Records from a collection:
────────
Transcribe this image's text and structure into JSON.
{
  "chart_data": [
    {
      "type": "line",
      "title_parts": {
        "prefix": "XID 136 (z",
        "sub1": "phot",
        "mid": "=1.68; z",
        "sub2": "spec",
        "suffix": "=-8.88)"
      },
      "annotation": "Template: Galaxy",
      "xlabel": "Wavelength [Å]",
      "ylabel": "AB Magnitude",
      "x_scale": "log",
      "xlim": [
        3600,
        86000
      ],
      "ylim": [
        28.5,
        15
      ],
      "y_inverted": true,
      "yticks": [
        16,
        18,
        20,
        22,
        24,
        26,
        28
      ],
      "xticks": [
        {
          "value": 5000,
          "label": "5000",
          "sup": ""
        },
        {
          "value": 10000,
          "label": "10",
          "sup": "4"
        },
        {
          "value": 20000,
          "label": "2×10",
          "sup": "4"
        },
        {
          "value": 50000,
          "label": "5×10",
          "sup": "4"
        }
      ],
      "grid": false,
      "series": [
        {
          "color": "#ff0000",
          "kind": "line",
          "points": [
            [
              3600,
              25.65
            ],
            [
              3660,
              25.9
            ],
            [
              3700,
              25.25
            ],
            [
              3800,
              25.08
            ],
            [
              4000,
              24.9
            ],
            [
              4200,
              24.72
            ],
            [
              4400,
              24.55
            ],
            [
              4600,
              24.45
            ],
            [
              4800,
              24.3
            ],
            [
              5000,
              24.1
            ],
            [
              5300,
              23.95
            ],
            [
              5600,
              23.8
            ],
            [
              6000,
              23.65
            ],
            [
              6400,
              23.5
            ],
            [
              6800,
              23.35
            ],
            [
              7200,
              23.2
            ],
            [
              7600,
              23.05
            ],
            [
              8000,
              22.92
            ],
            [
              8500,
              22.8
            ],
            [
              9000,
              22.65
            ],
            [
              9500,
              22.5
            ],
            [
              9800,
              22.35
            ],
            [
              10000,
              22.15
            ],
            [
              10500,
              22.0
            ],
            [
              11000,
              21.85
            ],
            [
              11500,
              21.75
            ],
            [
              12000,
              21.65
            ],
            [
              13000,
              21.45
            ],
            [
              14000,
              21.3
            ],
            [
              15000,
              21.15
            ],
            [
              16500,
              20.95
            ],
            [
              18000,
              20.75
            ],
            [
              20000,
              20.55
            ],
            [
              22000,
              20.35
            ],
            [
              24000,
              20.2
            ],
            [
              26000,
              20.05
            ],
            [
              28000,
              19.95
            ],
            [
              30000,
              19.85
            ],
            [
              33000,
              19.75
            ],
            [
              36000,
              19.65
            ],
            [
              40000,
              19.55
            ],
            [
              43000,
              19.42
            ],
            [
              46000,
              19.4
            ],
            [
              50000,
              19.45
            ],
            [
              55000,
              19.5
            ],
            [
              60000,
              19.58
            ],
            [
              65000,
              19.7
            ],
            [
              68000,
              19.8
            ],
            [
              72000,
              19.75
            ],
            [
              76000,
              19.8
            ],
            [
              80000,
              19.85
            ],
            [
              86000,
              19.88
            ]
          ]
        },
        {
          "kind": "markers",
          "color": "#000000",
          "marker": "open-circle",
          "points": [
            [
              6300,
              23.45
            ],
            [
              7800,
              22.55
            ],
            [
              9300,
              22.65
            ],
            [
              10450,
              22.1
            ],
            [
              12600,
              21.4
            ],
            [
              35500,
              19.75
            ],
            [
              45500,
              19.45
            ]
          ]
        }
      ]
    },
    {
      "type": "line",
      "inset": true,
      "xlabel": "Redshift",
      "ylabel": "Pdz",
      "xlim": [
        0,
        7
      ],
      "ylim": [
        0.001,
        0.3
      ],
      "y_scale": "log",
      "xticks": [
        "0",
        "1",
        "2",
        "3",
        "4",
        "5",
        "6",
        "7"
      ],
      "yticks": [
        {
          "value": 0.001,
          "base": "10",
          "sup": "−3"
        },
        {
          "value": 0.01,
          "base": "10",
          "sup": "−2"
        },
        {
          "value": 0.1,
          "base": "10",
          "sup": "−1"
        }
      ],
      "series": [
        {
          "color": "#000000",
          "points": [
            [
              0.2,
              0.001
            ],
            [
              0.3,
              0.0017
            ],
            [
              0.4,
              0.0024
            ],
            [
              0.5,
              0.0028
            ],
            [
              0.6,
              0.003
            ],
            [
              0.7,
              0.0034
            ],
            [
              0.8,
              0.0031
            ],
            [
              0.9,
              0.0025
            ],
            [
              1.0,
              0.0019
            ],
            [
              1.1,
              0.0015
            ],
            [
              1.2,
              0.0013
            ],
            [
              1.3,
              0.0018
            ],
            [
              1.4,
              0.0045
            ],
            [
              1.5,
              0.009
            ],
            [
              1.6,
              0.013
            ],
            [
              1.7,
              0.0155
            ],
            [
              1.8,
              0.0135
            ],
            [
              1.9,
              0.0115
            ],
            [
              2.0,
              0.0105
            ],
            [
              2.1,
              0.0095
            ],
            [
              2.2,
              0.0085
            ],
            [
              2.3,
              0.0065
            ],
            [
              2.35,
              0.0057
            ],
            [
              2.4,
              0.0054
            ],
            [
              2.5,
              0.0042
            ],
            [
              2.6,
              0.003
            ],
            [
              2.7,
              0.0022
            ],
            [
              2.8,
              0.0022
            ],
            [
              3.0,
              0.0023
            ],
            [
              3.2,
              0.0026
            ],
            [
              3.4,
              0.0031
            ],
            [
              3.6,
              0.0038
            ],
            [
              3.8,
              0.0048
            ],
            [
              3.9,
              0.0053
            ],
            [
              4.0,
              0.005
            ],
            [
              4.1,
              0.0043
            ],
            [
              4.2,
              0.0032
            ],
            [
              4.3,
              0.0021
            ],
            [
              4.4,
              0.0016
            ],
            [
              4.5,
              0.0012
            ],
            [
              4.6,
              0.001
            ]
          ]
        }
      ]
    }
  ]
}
────────
### What the task asks
Working from the material above, retype it in its entirety without change.

### Task result
Transcribe this image's text and structure into JSON.
{
  "chart_data": [
    {
      "type": "line",
      "title_parts": {
        "prefix": "XID 136 (z",
        "sub1": "phot",
        "mid": "=1.68; z",
        "sub2": "spec",
        "suffix": "=-8.88)"
      },
      "annotation": "Template: Galaxy",
      "xlabel": "Wavelength [Å]",
      "ylabel": "AB Magnitude",
      "x_scale": "log",
      "xlim": [
        3600,
        86000
      ],
      "ylim": [
        28.5,
        15
      ],
      "y_inverted": true,
      "yticks": [
        16,
        18,
        20,
        22,
        24,
        26,
        28
      ],
      "xticks": [
        {
          "value": 5000,
          "label": "5000",
          "sup": ""
        },
        {
          "value": 10000,
          "label": "10",
          "sup": "4"
        },
        {
          "value": 20000,
          "label": "2×10",
          "sup": "4"
        },
        {
          "value": 50000,
          "label": "5×10",
          "sup": "4"
        }
      ],
      "grid": false,
      "series": [
        {
          "color": "#ff0000",
          "kind": "line",
          "points": [
            [
              3600,
              25.65
            ],
            [
              3660,
              25.9
            ],
            [
              3700,
              25.25
            ],
            [
              3800,
              25.08
            ],
            [
              4000,
              24.9
            ],
            [
              4200,
              24.72
            ],
            [
              4400,
              24.55
            ],
            [
              4600,
              24.45
            ],
            [
              4800,
              24.3
            ],
            [
              5000,
              24.1
            ],
            [
              5300,
              23.95
            ],
            [
              5600,
              23.8
            ],
            [
              6000,
              23.65
            ],
            [
              6400,
              23.5
            ],
            [
              6800,
              23.35
            ],
            [
              7200,
              23.2
            ],
            [
              7600,
              23.05
            ],
            [
              8000,
              22.92
            ],
            [
              8500,
              22.8
            ],
            [
              9000,
              22.65
            ],
            [
              9500,
              22.5
            ],
            [
              9800,
              22.35
            ],
            [
              10000,
              22.15
            ],
            [
              10500,
              22.0
            ],
            [
              11000,
              21.85
            ],
            [
              11500,
              21.75
            ],
            [
              12000,
              21.65
            ],
            [
              13000,
              21.45
            ],
            [
              14000,
              21.3
            ],
            [
              15000,
              21.15
            ],
            [
              16500,
              20.95
            ],
            [
              18000,
              20.75
            ],
            [
              20000,
              20.55
            ],
            [
              22000,
              20.35
            ],
            [
              24000,
              20.2
            ],
            [
              26000,
              20.05
            ],
            [
              28000,
              19.95
            ],
            [
              30000,
              19.85
            ],
            [
              33000,
              19.75
            ],
            [
              36000,
              19.65
            ],
            [
              40000,
              19.55
            ],
            [
              43000,
              19.42
            ],
            [
              46000,
              19.4
            ],
            [
              50000,
              19.45
            ],
            [
              55000,
              19.5
            ],
            [
              60000,
              19.58
            ],
            [
              65000,
              19.7
            ],
            [
              68000,
              19.8
            ],
            [
              72000,
              19.75
            ],
            [
              76000,
              19.8
            ],
            [
              80000,
              19.85
            ],
            [
              86000,
              19.88
            ]
          ]
        },
        {
          "kind": "markers",
          "color": "#000000",
          "marker": "open-circle",
          "points": [
            [
              6300,
              23.45
            ],
            [
              7800,
              22.55
            ],
            [
              9300,
              22.65
            ],
            [
              10450,
              22.1
            ],
            [
              12600,
              21.4
            ],
            [
              35500,
              19.75
            ],
            [
              45500,
              19.45
            ]
          ]
        }
      ]
    },
    {
      "type": "line",
      "inset": true,
      "xlabel": "Redshift",
      "ylabel": "Pdz",
      "xlim": [
        0,
        7
      ],
      "ylim": [
        0.001,
        0.3
      ],
      "y_scale": "log",
      "xticks": [
        "0",
        "1",
        "2",
        "3",
        "4",
        "5",
        "6",
        "7"
      ],
      "yticks": [
        {
          "value": 0.001,
          "base": "10",
          "sup": "−3"
        },
        {
          "value": 0.01,
          "base": "10",
          "sup": "−2"
        },
        {
          "value": 0.1,
          "base": "10",
          "sup": "−1"
        }
      ],
      "series": [
        {
          "color": "#000000",
          "points": [
            [
              0.2,
              0.001
            ],
            [
              0.3,
              0.0017
            ],
            [
              0.4,
              0.0024
            ],
            [
              0.5,
              0.0028
            ],
            [
              0.6,
              0.003
            ],
            [
              0.7,
              0.0034
            ],
            [
              0.8,
              0.0031
            ],
            [
              0.9,
              0.0025
            ],
            [
              1.0,
              0.0019
            ],
            [
              1.1,
              0.0015
            ],
            [
              1.2,
              0.0013
            ],
            [
              1.3,
              0.0018
            ],
            [
              1.4,
              0.0045
            ],
            [
              1.5,
              0.009
            ],
            [
              1.6,
              0.013
            ],
            [
              1.7,
              0.0155
            ],
            [
              1.8,
              0.0135
            ],
            [
              1.9,
              0.0115
            ],
            [
              2.0,
              0.0105
            ],
            [
              2.1,
              0.0095
            ],
            [
              2.2,
              0.0085
            ],
            [
              2.3,
              0.0065
            ],
            [
              2.35,
              0.0057
            ],
            [
              2.4,
              0.0054
            ],
            [
              2.5,
              0.0042
            ],
            [
              2.6,
              0.003
            ],
            [
              2.7,
              0.0022
            ],
            [
              2.8,
              0.0022
            ],
            [
              3.0,
              0.0023
            ],
            [
              3.2,
              0.0026
            ],
            [
              3.4,
              0.0031
            ],
            [
              3.6,
              0.0038
            ],
            [
              3.8,
              0.0048
            ],
            [
              3.9,
              0.0053
            ],
            [
              4.0,
              0.005
            ],
            [
              4.1,
              0.0043
            ],
            [
              4.2,
              0.0032
            ],
            [
              4.3,
              0.0021
            ],
            [
              4.4,
              0.0016
            ],
            [
              4.5,
              0.0012
            ],
            [
              4.6,
              0.001
            ]
          ]
        }
      ]
    }
  ]
}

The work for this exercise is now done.